◆ **What you are asked to do**: Go through the data below. List every line that holds the word "Andrew".

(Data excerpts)
begin

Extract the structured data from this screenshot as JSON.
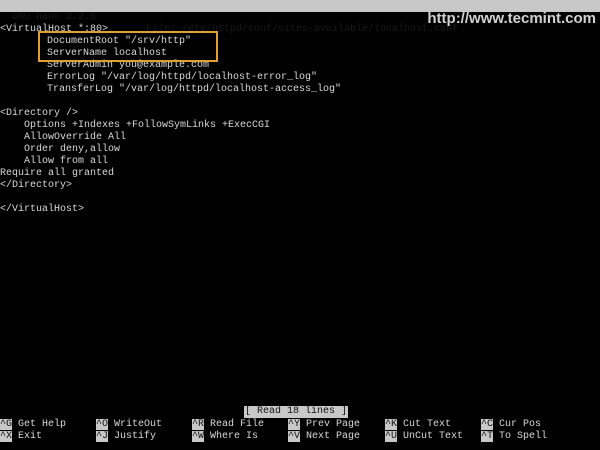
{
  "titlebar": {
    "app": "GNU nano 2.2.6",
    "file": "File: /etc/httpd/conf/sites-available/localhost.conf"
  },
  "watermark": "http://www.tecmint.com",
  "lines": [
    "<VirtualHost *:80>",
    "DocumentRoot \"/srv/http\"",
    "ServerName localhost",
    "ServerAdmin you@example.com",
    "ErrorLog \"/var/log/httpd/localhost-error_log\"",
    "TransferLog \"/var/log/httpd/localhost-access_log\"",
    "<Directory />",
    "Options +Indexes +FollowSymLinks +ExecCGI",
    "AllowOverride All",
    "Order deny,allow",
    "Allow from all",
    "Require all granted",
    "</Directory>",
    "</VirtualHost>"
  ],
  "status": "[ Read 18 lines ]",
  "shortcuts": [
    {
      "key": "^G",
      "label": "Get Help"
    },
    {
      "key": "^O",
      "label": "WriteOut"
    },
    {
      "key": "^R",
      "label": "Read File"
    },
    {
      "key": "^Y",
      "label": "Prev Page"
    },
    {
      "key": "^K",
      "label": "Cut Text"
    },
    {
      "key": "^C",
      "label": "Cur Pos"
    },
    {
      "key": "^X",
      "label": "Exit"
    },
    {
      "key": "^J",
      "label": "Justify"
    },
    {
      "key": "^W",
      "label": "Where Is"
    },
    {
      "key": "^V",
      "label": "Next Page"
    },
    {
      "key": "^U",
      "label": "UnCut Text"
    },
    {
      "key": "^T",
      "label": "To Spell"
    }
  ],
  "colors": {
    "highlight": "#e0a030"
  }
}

end
begin

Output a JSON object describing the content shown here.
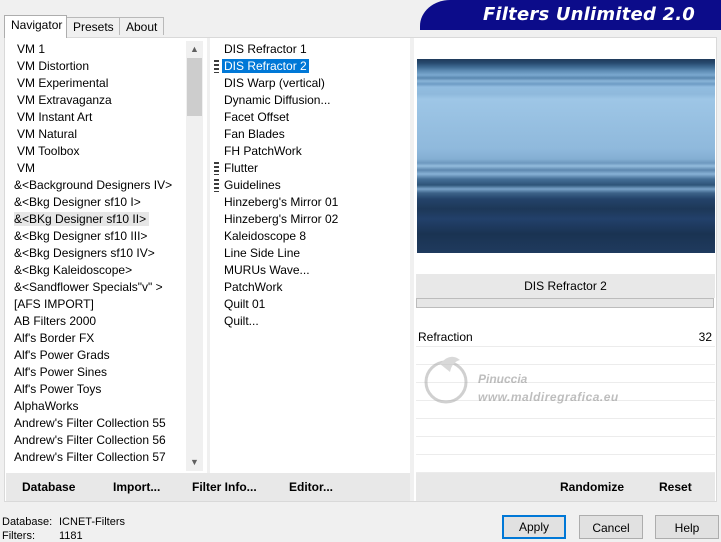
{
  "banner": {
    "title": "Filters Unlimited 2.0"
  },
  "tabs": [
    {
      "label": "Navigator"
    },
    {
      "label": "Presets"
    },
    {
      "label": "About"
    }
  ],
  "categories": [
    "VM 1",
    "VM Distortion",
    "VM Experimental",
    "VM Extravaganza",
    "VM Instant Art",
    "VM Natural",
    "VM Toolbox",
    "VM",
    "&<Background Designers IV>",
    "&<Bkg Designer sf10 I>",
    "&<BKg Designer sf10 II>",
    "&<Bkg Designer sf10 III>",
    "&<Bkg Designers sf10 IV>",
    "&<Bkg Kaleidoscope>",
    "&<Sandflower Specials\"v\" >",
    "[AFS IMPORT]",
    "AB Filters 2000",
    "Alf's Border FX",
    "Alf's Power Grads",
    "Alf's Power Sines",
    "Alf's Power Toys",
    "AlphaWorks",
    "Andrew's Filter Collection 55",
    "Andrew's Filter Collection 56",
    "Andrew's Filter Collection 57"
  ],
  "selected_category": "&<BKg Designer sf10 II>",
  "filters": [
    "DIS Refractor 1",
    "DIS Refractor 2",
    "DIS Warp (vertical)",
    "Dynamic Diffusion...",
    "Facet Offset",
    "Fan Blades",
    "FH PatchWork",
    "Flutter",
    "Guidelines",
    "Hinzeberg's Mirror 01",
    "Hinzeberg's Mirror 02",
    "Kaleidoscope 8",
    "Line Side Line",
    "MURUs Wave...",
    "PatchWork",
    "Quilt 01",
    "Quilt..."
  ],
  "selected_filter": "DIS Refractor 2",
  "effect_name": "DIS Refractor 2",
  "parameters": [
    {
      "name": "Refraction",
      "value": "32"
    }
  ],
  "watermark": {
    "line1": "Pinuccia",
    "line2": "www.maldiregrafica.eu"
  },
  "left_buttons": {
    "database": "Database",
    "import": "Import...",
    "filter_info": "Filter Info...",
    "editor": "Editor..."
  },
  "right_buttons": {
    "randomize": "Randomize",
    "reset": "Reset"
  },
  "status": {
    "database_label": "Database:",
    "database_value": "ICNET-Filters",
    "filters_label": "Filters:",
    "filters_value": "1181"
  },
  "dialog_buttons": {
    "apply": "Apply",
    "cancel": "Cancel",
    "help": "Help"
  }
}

end
begin

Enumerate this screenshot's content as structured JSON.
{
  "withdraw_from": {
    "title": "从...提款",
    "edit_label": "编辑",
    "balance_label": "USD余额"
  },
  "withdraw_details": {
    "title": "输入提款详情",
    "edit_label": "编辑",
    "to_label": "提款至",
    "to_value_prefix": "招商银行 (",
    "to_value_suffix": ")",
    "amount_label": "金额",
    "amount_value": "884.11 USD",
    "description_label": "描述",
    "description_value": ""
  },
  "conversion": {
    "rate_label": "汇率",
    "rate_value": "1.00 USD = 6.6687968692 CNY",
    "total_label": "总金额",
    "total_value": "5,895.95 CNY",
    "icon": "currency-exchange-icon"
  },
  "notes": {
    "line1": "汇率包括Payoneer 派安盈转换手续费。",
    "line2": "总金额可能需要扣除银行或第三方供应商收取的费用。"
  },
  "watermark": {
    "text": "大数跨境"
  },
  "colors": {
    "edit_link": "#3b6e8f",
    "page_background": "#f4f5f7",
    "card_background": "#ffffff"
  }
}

end

◆ **Reply**:
    "Andrew's Filter Collection 55",
    "Andrew's Filter Collection 56",
    "Andrew's Filter Collection 57"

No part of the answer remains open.